BEGIN AVAILABLE DATA

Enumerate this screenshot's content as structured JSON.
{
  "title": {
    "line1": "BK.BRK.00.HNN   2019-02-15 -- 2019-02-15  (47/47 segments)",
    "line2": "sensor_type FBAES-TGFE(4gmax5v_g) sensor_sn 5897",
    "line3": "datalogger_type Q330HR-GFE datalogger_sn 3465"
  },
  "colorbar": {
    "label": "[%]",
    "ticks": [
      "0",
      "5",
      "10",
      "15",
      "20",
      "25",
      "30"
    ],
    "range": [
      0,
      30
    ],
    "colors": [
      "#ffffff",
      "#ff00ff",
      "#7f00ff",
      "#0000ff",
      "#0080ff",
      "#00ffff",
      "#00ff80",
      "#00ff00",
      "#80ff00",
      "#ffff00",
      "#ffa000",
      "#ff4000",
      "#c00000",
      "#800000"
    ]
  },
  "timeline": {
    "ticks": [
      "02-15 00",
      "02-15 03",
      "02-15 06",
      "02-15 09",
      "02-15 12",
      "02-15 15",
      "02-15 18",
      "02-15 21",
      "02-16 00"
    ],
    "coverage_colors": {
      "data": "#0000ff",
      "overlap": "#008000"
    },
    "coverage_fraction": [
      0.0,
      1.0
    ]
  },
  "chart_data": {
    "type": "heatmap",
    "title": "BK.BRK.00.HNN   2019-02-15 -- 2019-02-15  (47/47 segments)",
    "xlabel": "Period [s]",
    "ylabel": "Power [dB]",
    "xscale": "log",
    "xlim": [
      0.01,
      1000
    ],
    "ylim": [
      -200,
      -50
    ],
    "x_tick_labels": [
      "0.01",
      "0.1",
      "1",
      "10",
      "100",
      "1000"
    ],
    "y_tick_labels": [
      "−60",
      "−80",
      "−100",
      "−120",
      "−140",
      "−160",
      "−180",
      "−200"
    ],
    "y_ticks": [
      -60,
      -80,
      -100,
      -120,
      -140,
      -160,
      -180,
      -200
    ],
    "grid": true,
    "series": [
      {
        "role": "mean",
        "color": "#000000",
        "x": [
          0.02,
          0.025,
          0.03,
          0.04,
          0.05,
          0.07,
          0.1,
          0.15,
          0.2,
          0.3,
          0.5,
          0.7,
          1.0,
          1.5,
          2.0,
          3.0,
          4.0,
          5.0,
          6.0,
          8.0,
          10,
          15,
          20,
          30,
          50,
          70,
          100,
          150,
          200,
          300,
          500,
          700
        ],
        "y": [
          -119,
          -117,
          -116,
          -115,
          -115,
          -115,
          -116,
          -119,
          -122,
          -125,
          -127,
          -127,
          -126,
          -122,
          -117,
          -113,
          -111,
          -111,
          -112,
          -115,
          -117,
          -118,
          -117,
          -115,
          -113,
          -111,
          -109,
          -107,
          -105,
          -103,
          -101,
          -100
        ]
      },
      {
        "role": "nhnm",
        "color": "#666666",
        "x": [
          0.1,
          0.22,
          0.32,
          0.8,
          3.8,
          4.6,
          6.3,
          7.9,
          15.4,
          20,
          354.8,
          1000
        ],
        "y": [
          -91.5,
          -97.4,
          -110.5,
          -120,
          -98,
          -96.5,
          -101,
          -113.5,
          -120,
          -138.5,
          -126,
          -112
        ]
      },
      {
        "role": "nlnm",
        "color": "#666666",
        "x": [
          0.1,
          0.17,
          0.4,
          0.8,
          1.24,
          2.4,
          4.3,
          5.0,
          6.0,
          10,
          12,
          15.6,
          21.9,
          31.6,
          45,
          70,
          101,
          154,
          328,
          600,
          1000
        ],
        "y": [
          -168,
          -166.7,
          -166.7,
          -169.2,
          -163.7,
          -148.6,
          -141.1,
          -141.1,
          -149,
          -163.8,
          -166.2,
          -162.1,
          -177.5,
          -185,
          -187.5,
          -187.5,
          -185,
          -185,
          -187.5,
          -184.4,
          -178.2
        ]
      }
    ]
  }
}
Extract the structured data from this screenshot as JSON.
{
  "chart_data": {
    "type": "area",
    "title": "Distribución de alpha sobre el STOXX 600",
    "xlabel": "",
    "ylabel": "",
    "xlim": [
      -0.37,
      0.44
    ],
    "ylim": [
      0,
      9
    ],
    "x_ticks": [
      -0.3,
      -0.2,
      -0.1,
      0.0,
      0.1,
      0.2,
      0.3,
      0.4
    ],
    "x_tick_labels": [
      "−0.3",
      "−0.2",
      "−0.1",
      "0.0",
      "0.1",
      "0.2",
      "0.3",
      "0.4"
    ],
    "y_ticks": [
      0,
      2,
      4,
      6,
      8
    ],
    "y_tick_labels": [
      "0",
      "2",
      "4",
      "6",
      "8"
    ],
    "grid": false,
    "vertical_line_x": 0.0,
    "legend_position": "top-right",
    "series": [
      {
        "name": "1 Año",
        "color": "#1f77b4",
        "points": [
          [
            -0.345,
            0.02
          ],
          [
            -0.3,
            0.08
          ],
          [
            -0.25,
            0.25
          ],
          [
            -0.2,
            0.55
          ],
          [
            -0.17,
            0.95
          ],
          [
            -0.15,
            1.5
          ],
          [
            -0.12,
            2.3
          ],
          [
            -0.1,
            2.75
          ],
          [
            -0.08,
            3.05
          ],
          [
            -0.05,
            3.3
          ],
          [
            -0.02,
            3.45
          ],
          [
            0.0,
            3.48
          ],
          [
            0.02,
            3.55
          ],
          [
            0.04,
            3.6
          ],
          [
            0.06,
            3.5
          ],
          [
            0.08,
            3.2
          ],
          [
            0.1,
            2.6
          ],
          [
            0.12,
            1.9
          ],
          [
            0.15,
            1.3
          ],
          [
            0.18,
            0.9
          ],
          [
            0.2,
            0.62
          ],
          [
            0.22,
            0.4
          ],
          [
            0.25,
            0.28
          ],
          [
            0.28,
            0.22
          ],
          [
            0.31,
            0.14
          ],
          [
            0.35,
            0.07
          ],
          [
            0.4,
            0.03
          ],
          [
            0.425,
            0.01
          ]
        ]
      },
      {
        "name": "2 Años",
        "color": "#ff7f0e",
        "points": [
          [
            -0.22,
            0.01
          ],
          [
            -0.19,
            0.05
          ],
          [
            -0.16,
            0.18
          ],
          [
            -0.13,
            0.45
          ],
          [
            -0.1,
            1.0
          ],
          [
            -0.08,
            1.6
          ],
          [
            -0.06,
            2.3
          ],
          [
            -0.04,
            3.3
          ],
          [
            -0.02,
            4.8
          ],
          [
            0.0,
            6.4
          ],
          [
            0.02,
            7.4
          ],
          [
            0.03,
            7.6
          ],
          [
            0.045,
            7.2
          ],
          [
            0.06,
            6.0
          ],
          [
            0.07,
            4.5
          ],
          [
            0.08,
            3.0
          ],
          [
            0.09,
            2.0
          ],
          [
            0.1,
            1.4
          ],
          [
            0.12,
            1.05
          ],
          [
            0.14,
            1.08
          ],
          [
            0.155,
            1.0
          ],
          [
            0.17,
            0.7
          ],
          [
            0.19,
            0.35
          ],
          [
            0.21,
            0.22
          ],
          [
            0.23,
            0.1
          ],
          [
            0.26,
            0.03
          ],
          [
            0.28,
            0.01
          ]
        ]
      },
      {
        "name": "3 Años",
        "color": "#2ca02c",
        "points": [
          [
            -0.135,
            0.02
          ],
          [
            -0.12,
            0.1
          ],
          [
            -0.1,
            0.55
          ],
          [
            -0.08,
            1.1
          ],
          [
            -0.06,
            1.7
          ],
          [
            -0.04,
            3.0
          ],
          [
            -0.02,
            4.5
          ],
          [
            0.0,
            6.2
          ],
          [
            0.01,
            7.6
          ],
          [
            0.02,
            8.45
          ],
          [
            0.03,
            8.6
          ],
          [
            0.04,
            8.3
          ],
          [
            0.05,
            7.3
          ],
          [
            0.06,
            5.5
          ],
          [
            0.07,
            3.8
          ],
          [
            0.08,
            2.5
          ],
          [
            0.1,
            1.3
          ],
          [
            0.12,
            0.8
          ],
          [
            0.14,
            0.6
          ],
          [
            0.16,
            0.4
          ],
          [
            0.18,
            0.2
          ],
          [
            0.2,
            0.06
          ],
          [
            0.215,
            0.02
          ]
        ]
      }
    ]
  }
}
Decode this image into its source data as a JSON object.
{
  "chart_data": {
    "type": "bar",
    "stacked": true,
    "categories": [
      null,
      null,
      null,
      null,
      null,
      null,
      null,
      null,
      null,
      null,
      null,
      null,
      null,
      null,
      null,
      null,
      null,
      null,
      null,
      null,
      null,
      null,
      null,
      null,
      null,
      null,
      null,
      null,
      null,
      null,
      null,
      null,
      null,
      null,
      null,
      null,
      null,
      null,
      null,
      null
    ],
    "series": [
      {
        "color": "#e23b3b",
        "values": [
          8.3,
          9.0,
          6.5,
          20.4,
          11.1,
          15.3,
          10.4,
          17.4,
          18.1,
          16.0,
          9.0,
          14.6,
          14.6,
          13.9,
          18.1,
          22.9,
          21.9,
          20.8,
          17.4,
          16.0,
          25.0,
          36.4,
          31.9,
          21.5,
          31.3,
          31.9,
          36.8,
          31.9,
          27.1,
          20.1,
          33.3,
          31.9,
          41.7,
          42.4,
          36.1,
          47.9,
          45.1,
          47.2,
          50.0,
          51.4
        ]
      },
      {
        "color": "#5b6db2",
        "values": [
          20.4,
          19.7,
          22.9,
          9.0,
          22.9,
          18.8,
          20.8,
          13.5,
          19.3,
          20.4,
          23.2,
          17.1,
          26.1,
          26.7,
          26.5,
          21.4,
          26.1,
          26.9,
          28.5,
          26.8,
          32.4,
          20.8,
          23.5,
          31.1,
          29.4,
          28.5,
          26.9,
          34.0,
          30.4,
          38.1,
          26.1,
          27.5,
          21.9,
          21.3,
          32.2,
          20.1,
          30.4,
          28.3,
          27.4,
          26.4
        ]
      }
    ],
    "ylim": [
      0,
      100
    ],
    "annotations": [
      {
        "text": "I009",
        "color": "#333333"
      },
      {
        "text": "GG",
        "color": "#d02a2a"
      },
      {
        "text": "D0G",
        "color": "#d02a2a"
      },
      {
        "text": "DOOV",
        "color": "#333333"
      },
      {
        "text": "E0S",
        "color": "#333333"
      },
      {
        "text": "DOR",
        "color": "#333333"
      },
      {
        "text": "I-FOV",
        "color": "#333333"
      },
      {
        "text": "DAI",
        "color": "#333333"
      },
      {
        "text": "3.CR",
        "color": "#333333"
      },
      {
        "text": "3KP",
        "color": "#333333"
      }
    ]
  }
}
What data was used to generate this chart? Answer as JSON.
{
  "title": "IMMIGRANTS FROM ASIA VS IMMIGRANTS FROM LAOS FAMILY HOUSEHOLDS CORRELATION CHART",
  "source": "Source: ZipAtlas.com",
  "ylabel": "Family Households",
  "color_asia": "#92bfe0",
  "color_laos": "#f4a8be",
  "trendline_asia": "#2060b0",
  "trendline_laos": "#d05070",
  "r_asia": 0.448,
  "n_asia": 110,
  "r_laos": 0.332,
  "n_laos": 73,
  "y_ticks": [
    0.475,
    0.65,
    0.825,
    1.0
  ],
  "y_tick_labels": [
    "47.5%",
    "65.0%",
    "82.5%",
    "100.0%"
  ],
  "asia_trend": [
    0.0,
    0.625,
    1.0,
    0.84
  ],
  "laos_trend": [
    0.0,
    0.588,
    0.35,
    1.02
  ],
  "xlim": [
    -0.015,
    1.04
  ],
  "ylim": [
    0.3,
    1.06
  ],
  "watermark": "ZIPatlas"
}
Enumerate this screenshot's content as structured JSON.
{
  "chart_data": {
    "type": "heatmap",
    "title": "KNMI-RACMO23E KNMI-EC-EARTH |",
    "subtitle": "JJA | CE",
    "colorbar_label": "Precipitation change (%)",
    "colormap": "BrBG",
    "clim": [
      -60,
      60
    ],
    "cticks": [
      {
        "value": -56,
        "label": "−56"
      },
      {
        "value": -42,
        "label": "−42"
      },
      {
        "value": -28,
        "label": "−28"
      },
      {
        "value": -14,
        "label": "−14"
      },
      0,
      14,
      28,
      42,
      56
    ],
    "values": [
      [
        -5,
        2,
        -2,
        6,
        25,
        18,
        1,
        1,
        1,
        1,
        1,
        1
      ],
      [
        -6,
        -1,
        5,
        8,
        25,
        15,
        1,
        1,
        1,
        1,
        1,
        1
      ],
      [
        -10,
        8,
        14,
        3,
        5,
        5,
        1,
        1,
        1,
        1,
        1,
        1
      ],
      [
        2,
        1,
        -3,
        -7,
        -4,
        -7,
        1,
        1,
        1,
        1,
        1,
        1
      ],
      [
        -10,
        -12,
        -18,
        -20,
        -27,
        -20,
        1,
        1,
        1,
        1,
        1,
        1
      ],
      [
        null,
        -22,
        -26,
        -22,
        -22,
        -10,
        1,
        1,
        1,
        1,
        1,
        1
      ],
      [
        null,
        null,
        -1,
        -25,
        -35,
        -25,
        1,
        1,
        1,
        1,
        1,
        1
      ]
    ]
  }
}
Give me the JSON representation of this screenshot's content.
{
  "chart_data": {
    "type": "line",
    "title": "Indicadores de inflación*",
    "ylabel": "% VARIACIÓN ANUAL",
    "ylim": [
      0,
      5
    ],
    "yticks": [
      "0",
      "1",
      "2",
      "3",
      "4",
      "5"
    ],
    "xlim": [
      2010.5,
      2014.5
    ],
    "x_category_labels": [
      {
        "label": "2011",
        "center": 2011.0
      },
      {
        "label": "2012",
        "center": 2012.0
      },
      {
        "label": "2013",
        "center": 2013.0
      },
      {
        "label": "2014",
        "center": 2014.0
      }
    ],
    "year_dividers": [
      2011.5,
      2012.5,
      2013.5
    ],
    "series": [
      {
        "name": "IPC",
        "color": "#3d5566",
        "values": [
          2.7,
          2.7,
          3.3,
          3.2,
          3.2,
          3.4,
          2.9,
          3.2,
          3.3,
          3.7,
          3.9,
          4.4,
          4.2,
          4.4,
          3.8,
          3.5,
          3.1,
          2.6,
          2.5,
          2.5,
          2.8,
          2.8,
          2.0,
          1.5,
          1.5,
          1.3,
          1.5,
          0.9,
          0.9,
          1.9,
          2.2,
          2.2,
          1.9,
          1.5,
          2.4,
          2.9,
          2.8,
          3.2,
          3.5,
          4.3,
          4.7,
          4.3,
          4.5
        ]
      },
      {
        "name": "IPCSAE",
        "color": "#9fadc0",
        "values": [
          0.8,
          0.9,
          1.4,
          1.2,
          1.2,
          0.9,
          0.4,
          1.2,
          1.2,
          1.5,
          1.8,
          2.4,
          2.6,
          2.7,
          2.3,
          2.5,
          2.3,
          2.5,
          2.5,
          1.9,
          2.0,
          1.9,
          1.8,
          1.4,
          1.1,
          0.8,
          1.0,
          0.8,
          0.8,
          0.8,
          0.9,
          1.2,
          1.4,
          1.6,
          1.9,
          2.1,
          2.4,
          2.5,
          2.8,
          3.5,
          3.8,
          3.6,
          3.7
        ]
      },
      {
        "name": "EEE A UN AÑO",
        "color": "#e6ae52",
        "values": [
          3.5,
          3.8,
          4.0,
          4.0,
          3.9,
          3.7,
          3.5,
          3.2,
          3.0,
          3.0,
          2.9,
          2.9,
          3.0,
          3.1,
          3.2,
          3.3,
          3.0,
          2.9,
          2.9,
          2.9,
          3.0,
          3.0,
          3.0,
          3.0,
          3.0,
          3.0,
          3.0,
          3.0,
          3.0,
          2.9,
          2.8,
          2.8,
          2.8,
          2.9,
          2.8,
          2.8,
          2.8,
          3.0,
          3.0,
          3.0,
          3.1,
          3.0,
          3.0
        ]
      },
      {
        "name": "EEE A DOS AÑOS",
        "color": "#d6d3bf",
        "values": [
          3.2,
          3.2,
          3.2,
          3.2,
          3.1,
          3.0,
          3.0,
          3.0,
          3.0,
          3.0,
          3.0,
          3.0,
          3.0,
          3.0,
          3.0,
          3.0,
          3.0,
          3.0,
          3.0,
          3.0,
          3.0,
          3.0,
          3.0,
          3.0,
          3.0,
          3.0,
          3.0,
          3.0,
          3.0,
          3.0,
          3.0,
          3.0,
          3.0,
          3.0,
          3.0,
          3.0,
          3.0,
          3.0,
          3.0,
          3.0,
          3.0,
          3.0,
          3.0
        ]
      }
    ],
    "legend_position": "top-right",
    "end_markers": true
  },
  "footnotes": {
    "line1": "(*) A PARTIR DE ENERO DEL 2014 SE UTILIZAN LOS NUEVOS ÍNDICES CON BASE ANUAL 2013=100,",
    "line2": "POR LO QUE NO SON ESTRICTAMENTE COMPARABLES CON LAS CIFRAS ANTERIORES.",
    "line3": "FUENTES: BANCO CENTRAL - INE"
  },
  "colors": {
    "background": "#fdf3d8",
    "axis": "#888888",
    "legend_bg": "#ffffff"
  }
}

END AVAILABLE DATA

SET TASK:
Copy out every line of the listing that includes the string "center".

FULL SOLUTION:
        "center": 2011.0
        "center": 2012.0
        "center": 2013.0
        "center": 2014.0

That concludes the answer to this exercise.